╭──

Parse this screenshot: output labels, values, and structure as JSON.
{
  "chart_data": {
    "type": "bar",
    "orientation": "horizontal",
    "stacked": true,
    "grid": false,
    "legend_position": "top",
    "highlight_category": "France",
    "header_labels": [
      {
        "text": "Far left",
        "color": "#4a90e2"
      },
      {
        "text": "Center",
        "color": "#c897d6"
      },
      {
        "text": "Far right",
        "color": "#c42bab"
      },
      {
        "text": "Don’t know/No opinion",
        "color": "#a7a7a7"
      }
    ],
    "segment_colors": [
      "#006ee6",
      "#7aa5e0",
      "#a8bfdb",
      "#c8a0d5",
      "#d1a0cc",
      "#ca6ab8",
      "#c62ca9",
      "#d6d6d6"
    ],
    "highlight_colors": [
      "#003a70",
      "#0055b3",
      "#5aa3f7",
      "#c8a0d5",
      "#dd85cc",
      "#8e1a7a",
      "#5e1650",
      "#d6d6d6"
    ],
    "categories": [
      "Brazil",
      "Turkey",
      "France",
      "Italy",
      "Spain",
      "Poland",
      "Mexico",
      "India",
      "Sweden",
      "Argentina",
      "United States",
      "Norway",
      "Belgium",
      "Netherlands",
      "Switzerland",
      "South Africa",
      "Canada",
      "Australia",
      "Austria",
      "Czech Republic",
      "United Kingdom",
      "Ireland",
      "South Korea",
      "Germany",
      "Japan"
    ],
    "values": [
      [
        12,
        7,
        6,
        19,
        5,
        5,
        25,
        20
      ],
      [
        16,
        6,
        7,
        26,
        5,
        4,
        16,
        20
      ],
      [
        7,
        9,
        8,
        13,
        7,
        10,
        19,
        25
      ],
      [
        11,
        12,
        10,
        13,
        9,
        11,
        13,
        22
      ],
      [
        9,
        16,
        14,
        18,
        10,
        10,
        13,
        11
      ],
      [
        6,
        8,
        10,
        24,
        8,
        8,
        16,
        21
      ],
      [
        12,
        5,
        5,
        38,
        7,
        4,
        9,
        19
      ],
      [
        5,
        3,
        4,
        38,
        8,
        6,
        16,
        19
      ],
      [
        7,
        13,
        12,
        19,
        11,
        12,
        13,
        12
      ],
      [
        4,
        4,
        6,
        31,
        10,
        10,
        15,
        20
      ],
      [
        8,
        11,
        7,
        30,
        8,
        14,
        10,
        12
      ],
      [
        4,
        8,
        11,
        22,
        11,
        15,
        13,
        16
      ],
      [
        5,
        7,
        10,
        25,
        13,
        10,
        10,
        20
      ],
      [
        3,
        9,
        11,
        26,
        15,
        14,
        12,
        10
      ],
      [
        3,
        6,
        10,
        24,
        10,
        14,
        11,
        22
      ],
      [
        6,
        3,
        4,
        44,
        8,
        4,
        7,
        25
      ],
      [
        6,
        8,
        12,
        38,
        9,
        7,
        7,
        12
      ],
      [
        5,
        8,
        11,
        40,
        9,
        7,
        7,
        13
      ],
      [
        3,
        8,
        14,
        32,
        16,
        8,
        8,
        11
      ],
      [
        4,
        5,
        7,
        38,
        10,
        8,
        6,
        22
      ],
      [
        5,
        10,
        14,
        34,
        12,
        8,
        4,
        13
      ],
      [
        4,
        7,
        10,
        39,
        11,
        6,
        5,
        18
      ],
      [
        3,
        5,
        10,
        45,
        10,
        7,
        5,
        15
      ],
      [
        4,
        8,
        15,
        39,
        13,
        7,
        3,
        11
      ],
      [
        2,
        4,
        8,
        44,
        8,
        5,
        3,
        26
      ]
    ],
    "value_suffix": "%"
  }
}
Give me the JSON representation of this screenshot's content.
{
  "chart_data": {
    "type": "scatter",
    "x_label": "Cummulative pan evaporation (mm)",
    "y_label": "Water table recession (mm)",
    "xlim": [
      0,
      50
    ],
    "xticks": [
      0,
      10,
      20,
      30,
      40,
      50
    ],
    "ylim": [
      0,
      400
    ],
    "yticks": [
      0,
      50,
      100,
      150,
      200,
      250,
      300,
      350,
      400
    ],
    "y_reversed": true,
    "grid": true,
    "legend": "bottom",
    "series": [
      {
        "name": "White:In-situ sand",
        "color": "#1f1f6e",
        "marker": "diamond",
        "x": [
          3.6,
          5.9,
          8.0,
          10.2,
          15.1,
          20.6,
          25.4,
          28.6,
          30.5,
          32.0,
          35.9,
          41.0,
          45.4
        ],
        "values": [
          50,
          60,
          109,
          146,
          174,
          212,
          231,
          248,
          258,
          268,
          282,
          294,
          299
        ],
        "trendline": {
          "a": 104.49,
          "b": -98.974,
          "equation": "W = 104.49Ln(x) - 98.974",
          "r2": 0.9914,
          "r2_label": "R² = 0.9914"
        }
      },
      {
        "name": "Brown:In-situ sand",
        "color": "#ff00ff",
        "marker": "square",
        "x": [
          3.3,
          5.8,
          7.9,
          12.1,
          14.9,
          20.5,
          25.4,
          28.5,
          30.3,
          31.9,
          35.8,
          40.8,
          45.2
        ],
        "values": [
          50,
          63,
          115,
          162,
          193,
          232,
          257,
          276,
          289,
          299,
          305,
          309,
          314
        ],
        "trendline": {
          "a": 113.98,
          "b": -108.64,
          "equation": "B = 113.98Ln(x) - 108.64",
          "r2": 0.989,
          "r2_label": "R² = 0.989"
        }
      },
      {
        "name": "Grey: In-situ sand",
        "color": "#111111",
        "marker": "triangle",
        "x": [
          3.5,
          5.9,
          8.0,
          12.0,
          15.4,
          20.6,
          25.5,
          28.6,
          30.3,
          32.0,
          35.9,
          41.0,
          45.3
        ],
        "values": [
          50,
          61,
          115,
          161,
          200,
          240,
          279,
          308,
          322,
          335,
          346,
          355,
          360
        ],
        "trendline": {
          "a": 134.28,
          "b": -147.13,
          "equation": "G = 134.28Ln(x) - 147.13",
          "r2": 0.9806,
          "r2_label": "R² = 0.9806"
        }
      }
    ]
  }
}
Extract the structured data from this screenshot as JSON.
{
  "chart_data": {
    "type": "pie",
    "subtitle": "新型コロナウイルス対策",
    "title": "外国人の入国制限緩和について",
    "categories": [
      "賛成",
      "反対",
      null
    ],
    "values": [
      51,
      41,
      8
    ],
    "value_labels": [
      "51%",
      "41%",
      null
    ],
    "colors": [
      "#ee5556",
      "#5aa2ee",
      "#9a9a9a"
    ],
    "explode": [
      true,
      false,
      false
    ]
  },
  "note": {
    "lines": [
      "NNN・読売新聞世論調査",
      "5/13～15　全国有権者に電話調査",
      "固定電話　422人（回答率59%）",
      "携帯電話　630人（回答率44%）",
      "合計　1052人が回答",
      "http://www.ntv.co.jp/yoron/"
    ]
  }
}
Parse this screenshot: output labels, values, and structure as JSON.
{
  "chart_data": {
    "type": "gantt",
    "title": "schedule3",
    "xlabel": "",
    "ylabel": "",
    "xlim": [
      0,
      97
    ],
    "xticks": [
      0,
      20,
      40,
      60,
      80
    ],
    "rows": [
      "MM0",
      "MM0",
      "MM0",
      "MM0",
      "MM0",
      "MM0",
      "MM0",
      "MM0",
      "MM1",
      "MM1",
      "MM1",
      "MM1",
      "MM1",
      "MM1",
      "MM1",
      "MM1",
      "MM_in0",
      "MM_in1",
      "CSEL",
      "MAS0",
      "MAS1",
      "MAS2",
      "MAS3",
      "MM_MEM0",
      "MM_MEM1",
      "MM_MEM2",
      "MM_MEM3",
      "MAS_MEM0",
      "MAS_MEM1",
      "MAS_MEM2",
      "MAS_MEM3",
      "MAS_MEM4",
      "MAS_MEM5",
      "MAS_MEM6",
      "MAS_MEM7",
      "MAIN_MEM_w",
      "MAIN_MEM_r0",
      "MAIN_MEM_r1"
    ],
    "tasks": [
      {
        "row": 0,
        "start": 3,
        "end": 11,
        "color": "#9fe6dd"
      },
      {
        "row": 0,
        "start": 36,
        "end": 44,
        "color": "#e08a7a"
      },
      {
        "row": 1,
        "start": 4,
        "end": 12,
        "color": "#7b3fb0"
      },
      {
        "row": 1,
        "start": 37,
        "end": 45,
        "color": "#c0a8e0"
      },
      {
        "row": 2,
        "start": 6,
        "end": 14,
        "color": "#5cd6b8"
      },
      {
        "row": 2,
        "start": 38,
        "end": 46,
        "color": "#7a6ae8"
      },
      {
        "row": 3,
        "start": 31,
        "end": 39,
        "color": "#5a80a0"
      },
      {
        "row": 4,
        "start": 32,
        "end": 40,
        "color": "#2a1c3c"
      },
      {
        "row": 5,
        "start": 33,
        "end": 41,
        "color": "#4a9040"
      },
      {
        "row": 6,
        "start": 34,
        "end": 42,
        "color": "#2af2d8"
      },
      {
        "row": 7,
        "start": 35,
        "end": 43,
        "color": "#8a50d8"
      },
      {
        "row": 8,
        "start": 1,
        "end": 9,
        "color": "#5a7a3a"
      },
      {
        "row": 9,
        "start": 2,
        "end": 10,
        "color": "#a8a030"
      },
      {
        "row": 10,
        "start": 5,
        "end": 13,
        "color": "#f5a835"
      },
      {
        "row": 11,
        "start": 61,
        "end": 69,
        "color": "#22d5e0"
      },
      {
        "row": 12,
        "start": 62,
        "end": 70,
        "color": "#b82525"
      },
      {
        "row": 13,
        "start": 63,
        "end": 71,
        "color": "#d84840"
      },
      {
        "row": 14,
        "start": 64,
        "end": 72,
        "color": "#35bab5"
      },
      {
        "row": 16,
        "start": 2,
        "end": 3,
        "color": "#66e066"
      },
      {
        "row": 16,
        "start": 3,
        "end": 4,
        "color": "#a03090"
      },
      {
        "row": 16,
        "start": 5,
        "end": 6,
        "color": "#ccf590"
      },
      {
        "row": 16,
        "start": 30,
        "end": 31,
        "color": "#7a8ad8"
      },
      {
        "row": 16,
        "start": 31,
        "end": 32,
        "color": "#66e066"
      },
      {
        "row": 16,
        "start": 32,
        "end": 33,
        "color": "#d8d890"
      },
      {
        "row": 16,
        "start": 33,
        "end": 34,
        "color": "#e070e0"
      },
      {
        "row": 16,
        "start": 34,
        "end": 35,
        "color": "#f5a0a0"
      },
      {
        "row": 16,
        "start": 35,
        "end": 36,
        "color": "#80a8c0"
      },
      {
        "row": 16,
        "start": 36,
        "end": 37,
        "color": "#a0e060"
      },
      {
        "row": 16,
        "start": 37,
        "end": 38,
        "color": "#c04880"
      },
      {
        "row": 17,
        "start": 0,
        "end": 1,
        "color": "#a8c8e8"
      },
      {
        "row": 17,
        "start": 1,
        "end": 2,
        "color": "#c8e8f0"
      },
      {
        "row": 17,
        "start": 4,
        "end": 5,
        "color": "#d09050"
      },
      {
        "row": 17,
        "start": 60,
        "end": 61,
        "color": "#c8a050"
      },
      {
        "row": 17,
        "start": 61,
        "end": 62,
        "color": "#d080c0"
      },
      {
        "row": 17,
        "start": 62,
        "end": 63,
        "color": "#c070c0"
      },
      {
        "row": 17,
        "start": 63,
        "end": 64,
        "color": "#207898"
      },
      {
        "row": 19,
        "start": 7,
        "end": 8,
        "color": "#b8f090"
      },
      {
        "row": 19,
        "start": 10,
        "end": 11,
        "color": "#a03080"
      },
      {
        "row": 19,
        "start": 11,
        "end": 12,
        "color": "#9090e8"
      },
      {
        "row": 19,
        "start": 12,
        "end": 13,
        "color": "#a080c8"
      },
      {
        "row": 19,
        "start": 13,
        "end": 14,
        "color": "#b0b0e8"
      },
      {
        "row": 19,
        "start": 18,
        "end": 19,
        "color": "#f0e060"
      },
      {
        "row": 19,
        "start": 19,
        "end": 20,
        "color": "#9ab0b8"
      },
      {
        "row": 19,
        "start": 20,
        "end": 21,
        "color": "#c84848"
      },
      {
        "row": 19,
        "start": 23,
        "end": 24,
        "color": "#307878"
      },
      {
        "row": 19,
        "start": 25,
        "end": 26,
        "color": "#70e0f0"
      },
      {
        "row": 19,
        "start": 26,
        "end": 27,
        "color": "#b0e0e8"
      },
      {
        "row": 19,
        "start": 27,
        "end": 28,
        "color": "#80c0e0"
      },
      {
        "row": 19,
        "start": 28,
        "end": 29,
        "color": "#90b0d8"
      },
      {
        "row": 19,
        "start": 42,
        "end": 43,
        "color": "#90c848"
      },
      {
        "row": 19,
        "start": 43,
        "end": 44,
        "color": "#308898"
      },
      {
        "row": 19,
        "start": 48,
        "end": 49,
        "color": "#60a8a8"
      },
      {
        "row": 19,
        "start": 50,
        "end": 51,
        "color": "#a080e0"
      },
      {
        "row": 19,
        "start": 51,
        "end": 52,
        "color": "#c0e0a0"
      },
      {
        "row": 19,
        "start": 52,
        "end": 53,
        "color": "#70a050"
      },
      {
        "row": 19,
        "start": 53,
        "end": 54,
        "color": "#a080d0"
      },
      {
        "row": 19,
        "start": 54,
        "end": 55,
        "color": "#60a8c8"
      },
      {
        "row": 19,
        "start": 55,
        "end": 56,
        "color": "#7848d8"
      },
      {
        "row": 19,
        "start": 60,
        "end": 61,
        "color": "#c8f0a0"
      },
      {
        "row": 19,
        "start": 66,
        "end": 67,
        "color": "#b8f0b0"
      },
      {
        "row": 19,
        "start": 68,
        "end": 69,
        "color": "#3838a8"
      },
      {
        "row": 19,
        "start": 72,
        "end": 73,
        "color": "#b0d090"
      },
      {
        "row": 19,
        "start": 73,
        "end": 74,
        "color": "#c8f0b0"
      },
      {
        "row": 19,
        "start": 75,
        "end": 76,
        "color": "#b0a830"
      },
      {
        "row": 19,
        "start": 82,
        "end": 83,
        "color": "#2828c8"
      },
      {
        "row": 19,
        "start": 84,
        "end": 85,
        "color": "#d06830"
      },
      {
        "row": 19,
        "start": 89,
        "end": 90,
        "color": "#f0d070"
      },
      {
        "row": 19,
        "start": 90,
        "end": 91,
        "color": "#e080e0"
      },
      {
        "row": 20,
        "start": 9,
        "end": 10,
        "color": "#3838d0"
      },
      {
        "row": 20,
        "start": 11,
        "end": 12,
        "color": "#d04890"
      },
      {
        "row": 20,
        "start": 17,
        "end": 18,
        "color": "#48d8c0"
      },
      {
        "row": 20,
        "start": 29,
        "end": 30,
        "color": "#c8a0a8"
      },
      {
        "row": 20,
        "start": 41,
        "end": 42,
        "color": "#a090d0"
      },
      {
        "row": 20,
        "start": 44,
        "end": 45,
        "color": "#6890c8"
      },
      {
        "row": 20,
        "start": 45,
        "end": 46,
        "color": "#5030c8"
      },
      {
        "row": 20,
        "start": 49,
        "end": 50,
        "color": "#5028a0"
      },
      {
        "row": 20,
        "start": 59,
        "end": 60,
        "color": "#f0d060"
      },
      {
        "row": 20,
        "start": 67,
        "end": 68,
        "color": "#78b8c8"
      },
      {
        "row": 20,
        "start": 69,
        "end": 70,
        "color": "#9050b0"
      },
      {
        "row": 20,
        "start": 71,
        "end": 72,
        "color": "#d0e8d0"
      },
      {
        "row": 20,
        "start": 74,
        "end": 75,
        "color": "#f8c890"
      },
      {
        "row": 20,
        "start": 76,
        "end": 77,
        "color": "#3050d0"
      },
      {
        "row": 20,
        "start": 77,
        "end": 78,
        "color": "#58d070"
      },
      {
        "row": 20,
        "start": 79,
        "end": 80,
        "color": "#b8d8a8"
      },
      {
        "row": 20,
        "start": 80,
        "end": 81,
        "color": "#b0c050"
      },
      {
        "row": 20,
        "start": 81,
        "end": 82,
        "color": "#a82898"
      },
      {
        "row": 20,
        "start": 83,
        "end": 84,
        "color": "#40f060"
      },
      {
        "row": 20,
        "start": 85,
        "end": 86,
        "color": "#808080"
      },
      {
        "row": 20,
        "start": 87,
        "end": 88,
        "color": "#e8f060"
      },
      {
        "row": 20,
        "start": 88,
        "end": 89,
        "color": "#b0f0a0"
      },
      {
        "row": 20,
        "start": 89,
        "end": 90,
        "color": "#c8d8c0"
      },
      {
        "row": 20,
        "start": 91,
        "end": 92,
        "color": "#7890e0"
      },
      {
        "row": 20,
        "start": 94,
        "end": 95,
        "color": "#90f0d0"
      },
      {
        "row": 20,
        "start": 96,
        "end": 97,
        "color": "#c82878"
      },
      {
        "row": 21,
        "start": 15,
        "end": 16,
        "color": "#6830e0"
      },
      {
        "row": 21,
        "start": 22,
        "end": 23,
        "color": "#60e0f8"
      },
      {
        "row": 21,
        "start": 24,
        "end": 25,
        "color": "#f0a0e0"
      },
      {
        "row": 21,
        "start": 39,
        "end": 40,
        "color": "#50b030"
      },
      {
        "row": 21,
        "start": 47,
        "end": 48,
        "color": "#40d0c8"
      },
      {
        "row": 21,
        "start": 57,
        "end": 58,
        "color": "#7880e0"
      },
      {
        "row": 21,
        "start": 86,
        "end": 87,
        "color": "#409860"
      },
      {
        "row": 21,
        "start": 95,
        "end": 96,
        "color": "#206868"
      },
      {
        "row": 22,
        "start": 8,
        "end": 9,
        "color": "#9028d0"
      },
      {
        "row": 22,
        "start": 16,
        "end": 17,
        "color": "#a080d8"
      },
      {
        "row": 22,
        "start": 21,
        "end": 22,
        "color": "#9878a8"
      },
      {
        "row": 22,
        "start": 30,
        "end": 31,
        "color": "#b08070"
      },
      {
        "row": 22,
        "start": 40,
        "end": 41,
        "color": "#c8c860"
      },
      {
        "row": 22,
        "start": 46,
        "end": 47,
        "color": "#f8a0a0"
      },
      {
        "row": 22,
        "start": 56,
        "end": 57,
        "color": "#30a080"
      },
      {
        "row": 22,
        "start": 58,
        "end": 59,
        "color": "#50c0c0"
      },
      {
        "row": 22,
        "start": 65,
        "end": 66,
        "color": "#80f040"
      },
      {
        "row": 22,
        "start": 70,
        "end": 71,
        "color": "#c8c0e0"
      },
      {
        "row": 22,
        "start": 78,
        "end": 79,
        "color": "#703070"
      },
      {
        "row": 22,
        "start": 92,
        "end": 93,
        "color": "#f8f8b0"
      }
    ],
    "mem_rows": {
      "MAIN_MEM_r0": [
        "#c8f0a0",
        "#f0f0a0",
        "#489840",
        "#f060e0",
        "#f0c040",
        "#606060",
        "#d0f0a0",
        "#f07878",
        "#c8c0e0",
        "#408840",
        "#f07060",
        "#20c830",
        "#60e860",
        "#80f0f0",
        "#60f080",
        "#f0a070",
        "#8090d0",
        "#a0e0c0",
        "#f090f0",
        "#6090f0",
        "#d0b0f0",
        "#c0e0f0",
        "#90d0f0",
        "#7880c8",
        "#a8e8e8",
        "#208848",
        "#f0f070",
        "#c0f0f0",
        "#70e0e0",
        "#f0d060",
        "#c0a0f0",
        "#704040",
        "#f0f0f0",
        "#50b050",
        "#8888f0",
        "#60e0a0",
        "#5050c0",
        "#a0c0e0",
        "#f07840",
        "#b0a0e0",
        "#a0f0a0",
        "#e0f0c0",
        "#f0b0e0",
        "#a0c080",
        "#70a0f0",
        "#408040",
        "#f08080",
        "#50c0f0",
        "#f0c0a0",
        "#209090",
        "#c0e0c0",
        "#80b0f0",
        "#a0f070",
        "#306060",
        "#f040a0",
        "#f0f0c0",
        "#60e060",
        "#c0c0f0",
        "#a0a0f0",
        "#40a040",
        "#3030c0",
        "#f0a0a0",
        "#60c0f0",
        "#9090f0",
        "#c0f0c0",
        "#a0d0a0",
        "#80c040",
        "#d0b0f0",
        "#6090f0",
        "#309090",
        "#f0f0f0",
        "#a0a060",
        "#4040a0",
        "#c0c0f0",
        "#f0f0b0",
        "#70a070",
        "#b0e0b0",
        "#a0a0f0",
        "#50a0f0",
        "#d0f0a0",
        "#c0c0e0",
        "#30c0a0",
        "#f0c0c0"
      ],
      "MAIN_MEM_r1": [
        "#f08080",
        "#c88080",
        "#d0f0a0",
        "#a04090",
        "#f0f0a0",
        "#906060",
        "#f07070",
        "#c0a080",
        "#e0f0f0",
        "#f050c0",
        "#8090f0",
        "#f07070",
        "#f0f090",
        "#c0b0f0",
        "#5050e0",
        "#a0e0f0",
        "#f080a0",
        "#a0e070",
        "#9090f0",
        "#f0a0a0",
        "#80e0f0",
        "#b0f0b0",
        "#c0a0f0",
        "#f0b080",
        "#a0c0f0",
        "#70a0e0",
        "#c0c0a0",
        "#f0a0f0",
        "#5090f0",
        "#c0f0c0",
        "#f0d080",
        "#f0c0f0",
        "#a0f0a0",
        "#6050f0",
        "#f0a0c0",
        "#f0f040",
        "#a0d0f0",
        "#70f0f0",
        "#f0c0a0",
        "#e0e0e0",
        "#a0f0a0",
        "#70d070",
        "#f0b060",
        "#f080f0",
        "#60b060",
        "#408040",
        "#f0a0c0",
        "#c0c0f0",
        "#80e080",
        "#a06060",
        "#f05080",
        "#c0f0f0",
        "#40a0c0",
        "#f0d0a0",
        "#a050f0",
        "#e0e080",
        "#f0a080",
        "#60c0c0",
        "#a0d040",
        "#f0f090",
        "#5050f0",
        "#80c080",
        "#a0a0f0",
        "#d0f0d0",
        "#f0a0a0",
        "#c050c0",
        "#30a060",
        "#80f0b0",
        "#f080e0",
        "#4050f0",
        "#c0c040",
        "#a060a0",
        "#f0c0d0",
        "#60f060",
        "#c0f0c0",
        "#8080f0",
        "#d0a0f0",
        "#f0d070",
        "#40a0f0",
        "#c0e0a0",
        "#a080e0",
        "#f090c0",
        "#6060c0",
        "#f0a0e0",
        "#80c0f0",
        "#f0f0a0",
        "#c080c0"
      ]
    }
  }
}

╰──

Go through the records and copy each line with "equation" in it.

          "equation": "W = 104.49Ln(x) - 98.974",
          "equation": "B = 113.98Ln(x) - 108.64",
          "equation": "G = 134.28Ln(x) - 147.13",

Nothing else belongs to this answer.